Stated exercise: Retype every entry in its entirety, without alteration.

Supplied material:
--------------------------------
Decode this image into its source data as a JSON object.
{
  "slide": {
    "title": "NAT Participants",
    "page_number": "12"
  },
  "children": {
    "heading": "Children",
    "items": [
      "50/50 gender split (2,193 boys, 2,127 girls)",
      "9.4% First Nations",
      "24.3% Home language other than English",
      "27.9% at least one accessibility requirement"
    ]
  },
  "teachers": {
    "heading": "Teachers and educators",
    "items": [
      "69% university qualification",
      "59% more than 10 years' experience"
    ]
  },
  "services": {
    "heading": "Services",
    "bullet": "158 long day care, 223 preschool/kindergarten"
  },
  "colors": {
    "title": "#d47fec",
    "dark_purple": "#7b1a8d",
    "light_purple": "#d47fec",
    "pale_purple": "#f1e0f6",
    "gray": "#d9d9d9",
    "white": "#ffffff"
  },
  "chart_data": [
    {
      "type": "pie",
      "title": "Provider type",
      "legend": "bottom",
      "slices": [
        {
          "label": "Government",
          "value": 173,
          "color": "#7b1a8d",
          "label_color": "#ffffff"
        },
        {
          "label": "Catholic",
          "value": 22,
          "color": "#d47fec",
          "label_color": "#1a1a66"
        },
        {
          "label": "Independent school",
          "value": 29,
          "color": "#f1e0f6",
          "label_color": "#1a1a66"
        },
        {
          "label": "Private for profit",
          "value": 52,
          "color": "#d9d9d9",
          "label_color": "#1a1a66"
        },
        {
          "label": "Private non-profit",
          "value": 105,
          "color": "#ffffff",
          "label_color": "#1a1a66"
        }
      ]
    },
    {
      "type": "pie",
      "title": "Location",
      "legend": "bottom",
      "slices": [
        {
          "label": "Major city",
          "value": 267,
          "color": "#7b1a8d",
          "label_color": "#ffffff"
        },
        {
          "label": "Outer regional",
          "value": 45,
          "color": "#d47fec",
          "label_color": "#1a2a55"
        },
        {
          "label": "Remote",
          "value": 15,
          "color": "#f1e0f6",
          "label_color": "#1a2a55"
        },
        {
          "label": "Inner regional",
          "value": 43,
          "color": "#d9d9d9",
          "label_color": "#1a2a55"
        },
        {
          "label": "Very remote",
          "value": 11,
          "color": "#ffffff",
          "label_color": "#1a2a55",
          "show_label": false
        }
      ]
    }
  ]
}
--------------------------------
Response for this exercise:
Decode this image into its source data as a JSON object.
{
  "slide": {
    "title": "NAT Participants",
    "page_number": "12"
  },
  "children": {
    "heading": "Children",
    "items": [
      "50/50 gender split (2,193 boys, 2,127 girls)",
      "9.4% First Nations",
      "24.3% Home language other than English",
      "27.9% at least one accessibility requirement"
    ]
  },
  "teachers": {
    "heading": "Teachers and educators",
    "items": [
      "69% university qualification",
      "59% more than 10 years' experience"
    ]
  },
  "services": {
    "heading": "Services",
    "bullet": "158 long day care, 223 preschool/kindergarten"
  },
  "colors": {
    "title": "#d47fec",
    "dark_purple": "#7b1a8d",
    "light_purple": "#d47fec",
    "pale_purple": "#f1e0f6",
    "gray": "#d9d9d9",
    "white": "#ffffff"
  },
  "chart_data": [
    {
      "type": "pie",
      "title": "Provider type",
      "legend": "bottom",
      "slices": [
        {
          "label": "Government",
          "value": 173,
          "color": "#7b1a8d",
          "label_color": "#ffffff"
        },
        {
          "label": "Catholic",
          "value": 22,
          "color": "#d47fec",
          "label_color": "#1a1a66"
        },
        {
          "label": "Independent school",
          "value": 29,
          "color": "#f1e0f6",
          "label_color": "#1a1a66"
        },
        {
          "label": "Private for profit",
          "value": 52,
          "color": "#d9d9d9",
          "label_color": "#1a1a66"
        },
        {
          "label": "Private non-profit",
          "value": 105,
          "color": "#ffffff",
          "label_color": "#1a1a66"
        }
      ]
    },
    {
      "type": "pie",
      "title": "Location",
      "legend": "bottom",
      "slices": [
        {
          "label": "Major city",
          "value": 267,
          "color": "#7b1a8d",
          "label_color": "#ffffff"
        },
        {
          "label": "Outer regional",
          "value": 45,
          "color": "#d47fec",
          "label_color": "#1a2a55"
        },
        {
          "label": "Remote",
          "value": 15,
          "color": "#f1e0f6",
          "label_color": "#1a2a55"
        },
        {
          "label": "Inner regional",
          "value": 43,
          "color": "#d9d9d9",
          "label_color": "#1a2a55"
        },
        {
          "label": "Very remote",
          "value": 11,
          "color": "#ffffff",
          "label_color": "#1a2a55",
          "show_label": false
        }
      ]
    }
  ]
}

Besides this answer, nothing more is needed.